* begin THE DATA *

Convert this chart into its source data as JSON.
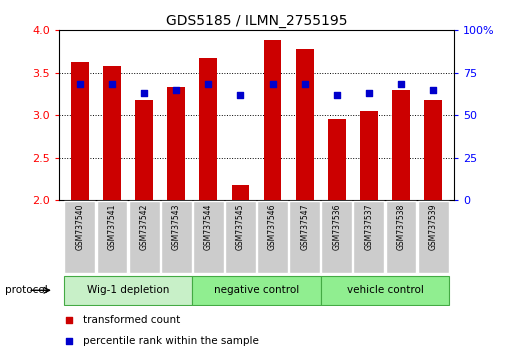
{
  "title": "GDS5185 / ILMN_2755195",
  "samples": [
    "GSM737540",
    "GSM737541",
    "GSM737542",
    "GSM737543",
    "GSM737544",
    "GSM737545",
    "GSM737546",
    "GSM737547",
    "GSM737536",
    "GSM737537",
    "GSM737538",
    "GSM737539"
  ],
  "red_values": [
    3.63,
    3.58,
    3.18,
    3.33,
    3.67,
    2.18,
    3.88,
    3.78,
    2.95,
    3.05,
    3.3,
    3.18
  ],
  "blue_percentiles": [
    68,
    68,
    63,
    65,
    68,
    62,
    68,
    68,
    62,
    63,
    68,
    65
  ],
  "groups": [
    {
      "label": "Wig-1 depletion",
      "start": 0,
      "end": 4
    },
    {
      "label": "negative control",
      "start": 4,
      "end": 8
    },
    {
      "label": "vehicle control",
      "start": 8,
      "end": 12
    }
  ],
  "group_colors": [
    "#c8f0c8",
    "#90ee90",
    "#90ee90"
  ],
  "ylim_left": [
    2.0,
    4.0
  ],
  "ylim_right": [
    0,
    100
  ],
  "yticks_left": [
    2.0,
    2.5,
    3.0,
    3.5,
    4.0
  ],
  "yticks_right": [
    0,
    25,
    50,
    75,
    100
  ],
  "bar_color": "#cc0000",
  "dot_color": "#0000cc",
  "bar_width": 0.55,
  "background_color": "#ffffff",
  "legend_red_label": "transformed count",
  "legend_blue_label": "percentile rank within the sample",
  "protocol_label": "protocol",
  "sample_box_color": "#cccccc",
  "sample_box_edge": "#ffffff"
}
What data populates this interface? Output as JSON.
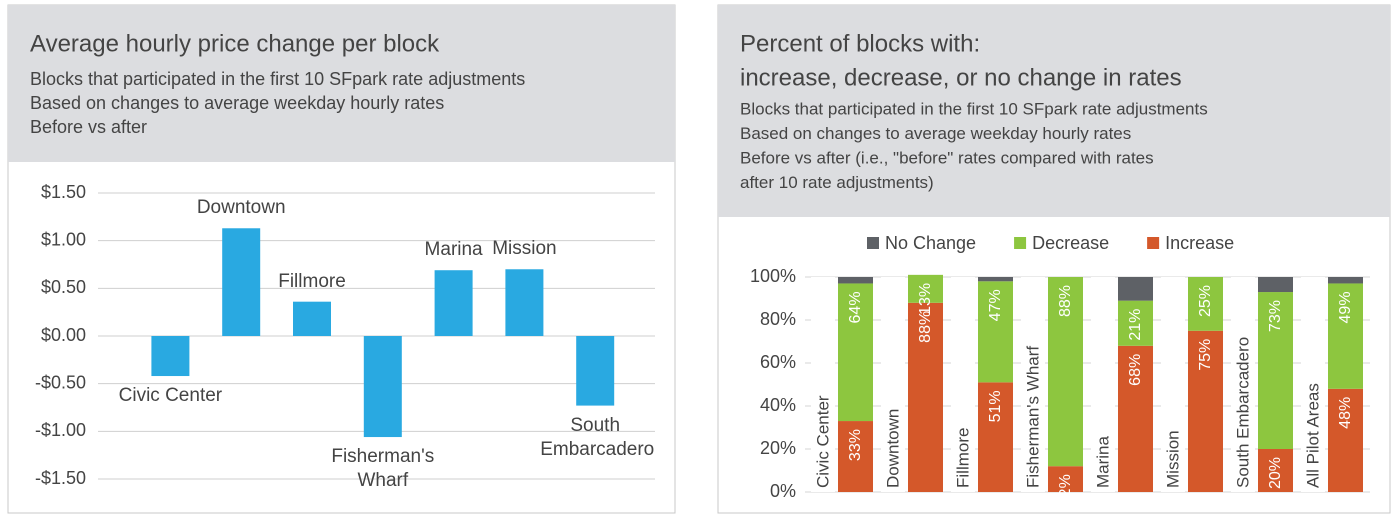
{
  "chart_data": [
    {
      "type": "bar",
      "title": "Average hourly price change per block",
      "subtitle": [
        "Blocks that participated in the first 10 SFpark rate adjustments",
        "Based on changes to average weekday hourly rates",
        "Before vs after"
      ],
      "categories": [
        "Civic Center",
        "Downtown",
        "Fillmore",
        "Fisherman's Wharf",
        "Marina",
        "Mission",
        "South Embarcadero"
      ],
      "values": [
        -0.42,
        1.13,
        0.36,
        -1.06,
        0.69,
        0.7,
        -0.73
      ],
      "color": "#29a9e1",
      "ylim": [
        -1.5,
        1.5
      ],
      "yticks": [
        {
          "value": -1.5,
          "label": "-$1.50"
        },
        {
          "value": -1.0,
          "label": "-$1.00"
        },
        {
          "value": -0.5,
          "label": "-$0.50"
        },
        {
          "value": 0,
          "label": "$0.00"
        },
        {
          "value": 0.5,
          "label": "$0.50"
        },
        {
          "value": 1.0,
          "label": "$1.00"
        },
        {
          "value": 1.5,
          "label": "$1.50"
        }
      ],
      "grid": true
    },
    {
      "type": "stacked_bar",
      "title": [
        "Percent of blocks with:",
        "increase, decrease, or no change in rates"
      ],
      "subtitle": [
        "Blocks that participated in the first 10 SFpark rate adjustments",
        "Based on changes to average weekday hourly rates",
        "Before vs after (i.e., \"before\" rates compared with rates",
        "after 10 rate adjustments)"
      ],
      "categories": [
        "Civic Center",
        "Downtown",
        "Fillmore",
        "Fisherman's Wharf",
        "Marina",
        "Mission",
        "South Embarcadero",
        "All Pilot Areas"
      ],
      "series": [
        {
          "name": "No Change",
          "color": "#5e6166",
          "values": [
            3,
            0,
            2,
            0,
            11,
            0,
            7,
            3
          ]
        },
        {
          "name": "Decrease",
          "color": "#8dc63f",
          "values": [
            64,
            13,
            47,
            88,
            21,
            25,
            73,
            49
          ],
          "value_labels": [
            "64%",
            "13%",
            "47%",
            "88%",
            "21%",
            "25%",
            "73%",
            "49%"
          ]
        },
        {
          "name": "Increase",
          "color": "#d4582a",
          "values": [
            33,
            88,
            51,
            12,
            68,
            75,
            20,
            48
          ],
          "value_labels": [
            "33%",
            "88%",
            "51%",
            "12%",
            "68%",
            "75%",
            "20%",
            "48%"
          ]
        }
      ],
      "ylim": [
        0,
        100
      ],
      "yticks": [
        {
          "value": 0,
          "label": "0%"
        },
        {
          "value": 20,
          "label": "20%"
        },
        {
          "value": 40,
          "label": "40%"
        },
        {
          "value": 60,
          "label": "60%"
        },
        {
          "value": 80,
          "label": "80%"
        },
        {
          "value": 100,
          "label": "100%"
        }
      ],
      "legend": "top",
      "grid": true
    }
  ]
}
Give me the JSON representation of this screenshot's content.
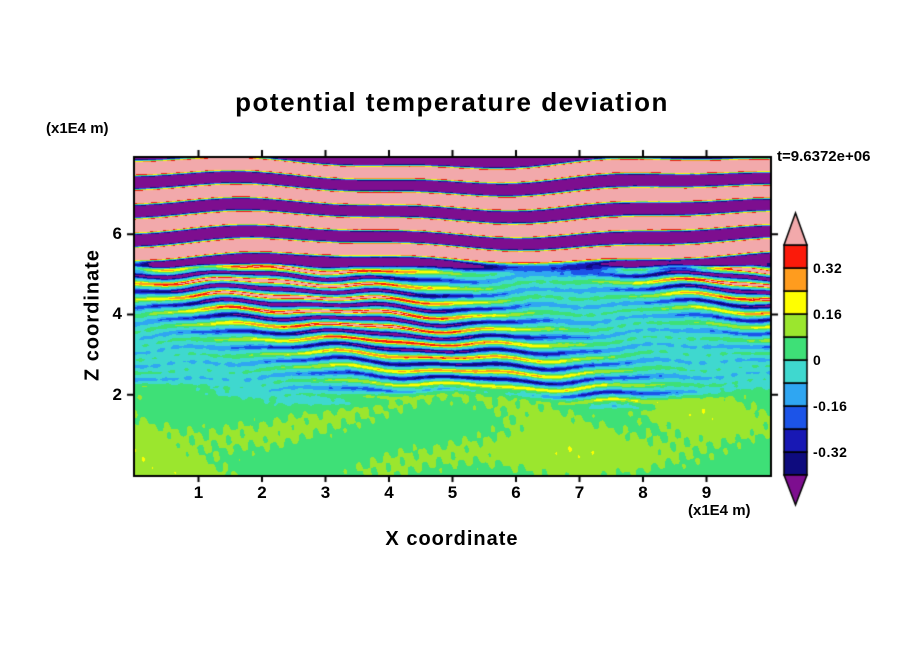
{
  "chart_data": {
    "type": "heatmap",
    "title": "potential temperature deviation",
    "xlabel": "X coordinate",
    "ylabel": "Z coordinate",
    "x_axis_unit_label": "(x1E4 m)",
    "z_axis_unit_label": "(x1E4 m)",
    "time_label": "t=9.6372e+06",
    "xlim": [
      0,
      10
    ],
    "zlim": [
      0,
      7.9
    ],
    "x_ticks": [
      1,
      2,
      3,
      4,
      5,
      6,
      7,
      8,
      9
    ],
    "z_ticks": [
      2,
      4,
      6
    ],
    "grid": false,
    "frame_color": "#000000",
    "text_color": "#000000",
    "background_color": "#ffffff",
    "legend_position": "right-colorbar",
    "colorbar": {
      "levels": [
        -0.4,
        -0.32,
        -0.24,
        -0.16,
        -0.08,
        0,
        0.08,
        0.16,
        0.24,
        0.32,
        0.4
      ],
      "segment_colors_bottom_to_top": [
        "#0E0B7E",
        "#1818B4",
        "#1C54E8",
        "#2FA6F2",
        "#3FD8CF",
        "#3EE077",
        "#9BE62E",
        "#FFFF00",
        "#FF9C1E",
        "#FB1A0A"
      ],
      "under_arrow_color": "#7D0E8F",
      "over_arrow_color": "#F2A9AB",
      "tick_labels": [
        {
          "label": "0.32",
          "level": 0.32
        },
        {
          "label": "0.16",
          "level": 0.16
        },
        {
          "label": "0",
          "level": 0
        },
        {
          "label": "-0.16",
          "level": -0.16
        },
        {
          "label": "-0.32",
          "level": -0.32
        }
      ]
    },
    "field_model": {
      "procedural_approximation": true,
      "bottom": {
        "base": 0.085,
        "amp": 0.06
      },
      "middle": {
        "base": -0.045,
        "amp": 0.62,
        "kz": 17.5
      },
      "top": {
        "base": 0.12,
        "amp": 1.4,
        "kz": 9.3
      },
      "blend_bottom": [
        1.7,
        2.25
      ],
      "blend_top": [
        4.95,
        5.6
      ]
    }
  }
}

* end THE DATA *

PROMPT: Make an exact copy of every entry above, minus the images.

THE REPLY:
Convert this chart into its source data as JSON.
{
  "title": "GDS5185 / ILMN_2755195",
  "samples": [
    "GSM737540",
    "GSM737541",
    "GSM737542",
    "GSM737543",
    "GSM737544",
    "GSM737545",
    "GSM737546",
    "GSM737547",
    "GSM737536",
    "GSM737537",
    "GSM737538",
    "GSM737539"
  ],
  "red_values": [
    3.63,
    3.58,
    3.18,
    3.33,
    3.67,
    2.18,
    3.88,
    3.78,
    2.95,
    3.05,
    3.3,
    3.18
  ],
  "blue_percentiles": [
    68,
    68,
    63,
    65,
    68,
    62,
    68,
    68,
    62,
    63,
    68,
    65
  ],
  "groups": [
    {
      "label": "Wig-1 depletion",
      "start": 0,
      "end": 4
    },
    {
      "label": "negative control",
      "start": 4,
      "end": 8
    },
    {
      "label": "vehicle control",
      "start": 8,
      "end": 12
    }
  ],
  "group_colors": [
    "#c8f0c8",
    "#90ee90",
    "#90ee90"
  ],
  "ylim_left": [
    2.0,
    4.0
  ],
  "ylim_right": [
    0,
    100
  ],
  "yticks_left": [
    2.0,
    2.5,
    3.0,
    3.5,
    4.0
  ],
  "yticks_right": [
    0,
    25,
    50,
    75,
    100
  ],
  "bar_color": "#cc0000",
  "dot_color": "#0000cc",
  "bar_width": 0.55,
  "background_color": "#ffffff",
  "legend_red_label": "transformed count",
  "legend_blue_label": "percentile rank within the sample",
  "protocol_label": "protocol",
  "sample_box_color": "#cccccc",
  "sample_box_edge": "#ffffff"
}
What data populates this interface? Output as JSON.
{
  "chart_data": [
    {
      "type": "bar",
      "title": "Average hourly price change per block",
      "subtitle": [
        "Blocks that participated in the first 10 SFpark rate adjustments",
        "Based on changes to average weekday hourly rates",
        "Before vs after"
      ],
      "categories": [
        "Civic Center",
        "Downtown",
        "Fillmore",
        "Fisherman's Wharf",
        "Marina",
        "Mission",
        "South Embarcadero"
      ],
      "values": [
        -0.42,
        1.13,
        0.36,
        -1.06,
        0.69,
        0.7,
        -0.73
      ],
      "color": "#29a9e1",
      "ylim": [
        -1.5,
        1.5
      ],
      "yticks": [
        {
          "value": -1.5,
          "label": "-$1.50"
        },
        {
          "value": -1.0,
          "label": "-$1.00"
        },
        {
          "value": -0.5,
          "label": "-$0.50"
        },
        {
          "value": 0,
          "label": "$0.00"
        },
        {
          "value": 0.5,
          "label": "$0.50"
        },
        {
          "value": 1.0,
          "label": "$1.00"
        },
        {
          "value": 1.5,
          "label": "$1.50"
        }
      ],
      "grid": true
    },
    {
      "type": "stacked_bar",
      "title": [
        "Percent of blocks with:",
        "increase, decrease, or no change in rates"
      ],
      "subtitle": [
        "Blocks that participated in the first 10 SFpark rate adjustments",
        "Based on changes to average weekday hourly rates",
        "Before vs after (i.e., \"before\" rates compared with rates",
        "after 10 rate adjustments)"
      ],
      "categories": [
        "Civic Center",
        "Downtown",
        "Fillmore",
        "Fisherman's Wharf",
        "Marina",
        "Mission",
        "South Embarcadero",
        "All Pilot Areas"
      ],
      "series": [
        {
          "name": "No Change",
          "color": "#5e6166",
          "values": [
            3,
            0,
            2,
            0,
            11,
            0,
            7,
            3
          ]
        },
        {
          "name": "Decrease",
          "color": "#8dc63f",
          "values": [
            64,
            13,
            47,
            88,
            21,
            25,
            73,
            49
          ],
          "value_labels": [
            "64%",
            "13%",
            "47%",
            "88%",
            "21%",
            "25%",
            "73%",
            "49%"
          ]
        },
        {
          "name": "Increase",
          "color": "#d4582a",
          "values": [
            33,
            88,
            51,
            12,
            68,
            75,
            20,
            48
          ],
          "value_labels": [
            "33%",
            "88%",
            "51%",
            "12%",
            "68%",
            "75%",
            "20%",
            "48%"
          ]
        }
      ],
      "ylim": [
        0,
        100
      ],
      "yticks": [
        {
          "value": 0,
          "label": "0%"
        },
        {
          "value": 20,
          "label": "20%"
        },
        {
          "value": 40,
          "label": "40%"
        },
        {
          "value": 60,
          "label": "60%"
        },
        {
          "value": 80,
          "label": "80%"
        },
        {
          "value": 100,
          "label": "100%"
        }
      ],
      "legend": "top",
      "grid": true
    }
  ]
}
Give me the JSON representation of this screenshot's content.
{
  "chart_data": {
    "type": "heatmap",
    "title": "potential temperature deviation",
    "xlabel": "X coordinate",
    "ylabel": "Z coordinate",
    "x_axis_unit_label": "(x1E4 m)",
    "z_axis_unit_label": "(x1E4 m)",
    "time_label": "t=9.6372e+06",
    "xlim": [
      0,
      10
    ],
    "zlim": [
      0,
      7.9
    ],
    "x_ticks": [
      1,
      2,
      3,
      4,
      5,
      6,
      7,
      8,
      9
    ],
    "z_ticks": [
      2,
      4,
      6
    ],
    "grid": false,
    "frame_color": "#000000",
    "text_color": "#000000",
    "background_color": "#ffffff",
    "legend_position": "right-colorbar",
    "colorbar": {
      "levels": [
        -0.4,
        -0.32,
        -0.24,
        -0.16,
        -0.08,
        0,
        0.08,
        0.16,
        0.24,
        0.32,
        0.4
      ],
      "segment_colors_bottom_to_top": [
        "#0E0B7E",
        "#1818B4",
        "#1C54E8",
        "#2FA6F2",
        "#3FD8CF",
        "#3EE077",
        "#9BE62E",
        "#FFFF00",
        "#FF9C1E",
        "#FB1A0A"
      ],
      "under_arrow_color": "#7D0E8F",
      "over_arrow_color": "#F2A9AB",
      "tick_labels": [
        {
          "label": "0.32",
          "level": 0.32
        },
        {
          "label": "0.16",
          "level": 0.16
        },
        {
          "label": "0",
          "level": 0
        },
        {
          "label": "-0.16",
          "level": -0.16
        },
        {
          "label": "-0.32",
          "level": -0.32
        }
      ]
    },
    "field_model": {
      "procedural_approximation": true,
      "bottom": {
        "base": 0.085,
        "amp": 0.06
      },
      "middle": {
        "base": -0.045,
        "amp": 0.62,
        "kz": 17.5
      },
      "top": {
        "base": 0.12,
        "amp": 1.4,
        "kz": 9.3
      },
      "blend_bottom": [
        1.7,
        2.25
      ],
      "blend_top": [
        4.95,
        5.6
      ]
    }
  }
}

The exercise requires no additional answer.